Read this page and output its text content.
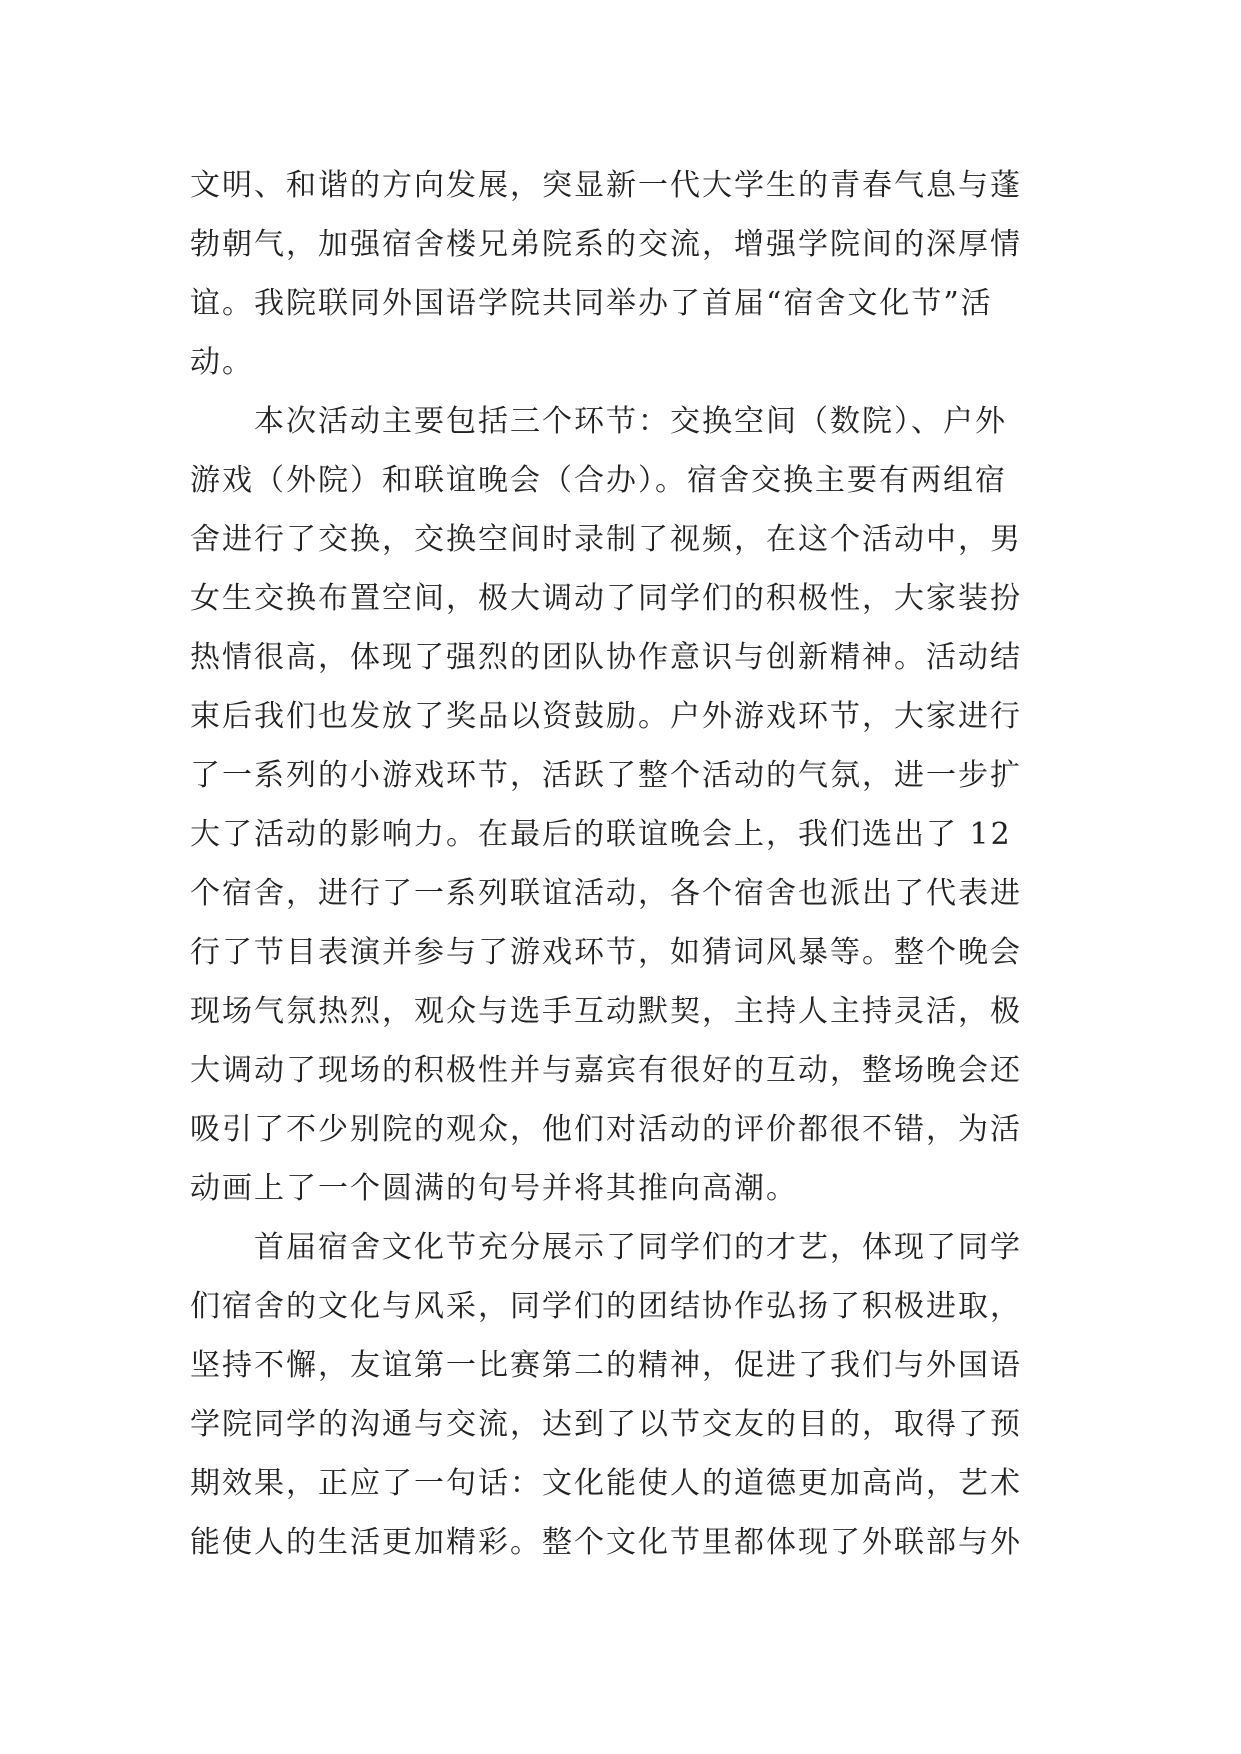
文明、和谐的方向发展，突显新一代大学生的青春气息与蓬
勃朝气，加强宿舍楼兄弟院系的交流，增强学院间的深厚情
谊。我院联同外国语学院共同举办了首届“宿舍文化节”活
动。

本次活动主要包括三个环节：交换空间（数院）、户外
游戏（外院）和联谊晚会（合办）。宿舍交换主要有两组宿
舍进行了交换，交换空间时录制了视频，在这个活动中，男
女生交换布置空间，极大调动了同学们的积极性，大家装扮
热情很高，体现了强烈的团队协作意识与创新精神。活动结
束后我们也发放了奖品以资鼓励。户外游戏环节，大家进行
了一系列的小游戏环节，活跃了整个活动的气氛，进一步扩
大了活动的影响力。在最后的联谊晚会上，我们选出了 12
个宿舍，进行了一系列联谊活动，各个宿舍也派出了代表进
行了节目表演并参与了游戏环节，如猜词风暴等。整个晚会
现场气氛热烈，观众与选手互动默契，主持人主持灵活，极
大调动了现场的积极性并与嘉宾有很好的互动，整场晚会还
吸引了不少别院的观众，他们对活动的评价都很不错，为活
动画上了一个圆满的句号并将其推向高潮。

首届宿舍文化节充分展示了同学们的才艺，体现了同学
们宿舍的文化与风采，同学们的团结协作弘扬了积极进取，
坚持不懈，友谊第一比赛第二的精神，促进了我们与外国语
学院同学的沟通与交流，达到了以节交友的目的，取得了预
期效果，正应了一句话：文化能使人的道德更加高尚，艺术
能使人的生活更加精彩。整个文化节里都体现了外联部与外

################

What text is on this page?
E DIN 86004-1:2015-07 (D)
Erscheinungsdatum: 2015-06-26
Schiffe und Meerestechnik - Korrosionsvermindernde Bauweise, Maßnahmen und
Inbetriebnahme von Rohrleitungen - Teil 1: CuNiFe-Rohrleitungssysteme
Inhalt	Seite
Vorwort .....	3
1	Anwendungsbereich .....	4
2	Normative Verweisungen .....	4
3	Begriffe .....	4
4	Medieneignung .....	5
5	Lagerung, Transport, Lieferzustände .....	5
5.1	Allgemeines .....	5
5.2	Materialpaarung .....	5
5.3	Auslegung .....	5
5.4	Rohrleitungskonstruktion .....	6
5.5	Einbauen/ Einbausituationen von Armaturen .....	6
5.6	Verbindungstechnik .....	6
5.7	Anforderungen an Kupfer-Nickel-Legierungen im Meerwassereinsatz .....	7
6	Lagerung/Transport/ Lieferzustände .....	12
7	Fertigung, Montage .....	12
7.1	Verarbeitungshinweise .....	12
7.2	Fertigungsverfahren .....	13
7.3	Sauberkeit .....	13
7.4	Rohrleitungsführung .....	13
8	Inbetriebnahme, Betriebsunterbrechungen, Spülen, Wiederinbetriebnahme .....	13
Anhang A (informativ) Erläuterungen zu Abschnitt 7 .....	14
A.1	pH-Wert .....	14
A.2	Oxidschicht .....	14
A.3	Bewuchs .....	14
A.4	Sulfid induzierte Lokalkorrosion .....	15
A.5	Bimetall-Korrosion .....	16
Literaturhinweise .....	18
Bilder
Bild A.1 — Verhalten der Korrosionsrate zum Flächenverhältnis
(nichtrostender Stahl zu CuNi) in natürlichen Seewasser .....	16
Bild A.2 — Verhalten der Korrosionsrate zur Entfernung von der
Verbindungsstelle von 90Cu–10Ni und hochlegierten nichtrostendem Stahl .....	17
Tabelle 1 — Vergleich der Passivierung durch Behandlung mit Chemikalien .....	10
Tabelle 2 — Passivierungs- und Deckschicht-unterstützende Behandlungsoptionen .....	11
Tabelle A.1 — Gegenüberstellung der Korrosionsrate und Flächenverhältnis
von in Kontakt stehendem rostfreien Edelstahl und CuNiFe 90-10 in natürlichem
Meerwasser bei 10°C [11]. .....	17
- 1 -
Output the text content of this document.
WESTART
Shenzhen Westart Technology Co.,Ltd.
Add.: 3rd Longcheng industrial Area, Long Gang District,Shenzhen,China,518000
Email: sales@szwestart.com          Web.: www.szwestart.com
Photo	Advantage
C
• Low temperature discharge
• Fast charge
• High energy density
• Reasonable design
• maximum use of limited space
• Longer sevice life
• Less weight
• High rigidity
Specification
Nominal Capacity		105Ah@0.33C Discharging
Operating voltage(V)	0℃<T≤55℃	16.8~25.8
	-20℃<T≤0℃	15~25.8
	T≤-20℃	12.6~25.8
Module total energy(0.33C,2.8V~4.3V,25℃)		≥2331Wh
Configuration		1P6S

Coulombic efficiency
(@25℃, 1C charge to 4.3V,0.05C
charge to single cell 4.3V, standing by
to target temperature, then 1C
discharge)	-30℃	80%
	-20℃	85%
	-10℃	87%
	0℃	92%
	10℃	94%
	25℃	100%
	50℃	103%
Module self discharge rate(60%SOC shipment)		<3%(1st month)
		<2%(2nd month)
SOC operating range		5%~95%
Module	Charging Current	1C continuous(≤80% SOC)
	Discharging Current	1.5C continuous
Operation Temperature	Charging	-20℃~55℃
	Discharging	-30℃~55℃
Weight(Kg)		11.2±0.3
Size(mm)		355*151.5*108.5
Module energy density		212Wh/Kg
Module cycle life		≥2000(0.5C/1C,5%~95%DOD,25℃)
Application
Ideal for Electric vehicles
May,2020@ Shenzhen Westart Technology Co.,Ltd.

################

Task description
Show every line from the entries above in which the word "Lieferzustände" appears.

Completed task
5	Lagerung, Transport, Lieferzustände .....	5
6	Lagerung/Transport/ Lieferzustände .....	12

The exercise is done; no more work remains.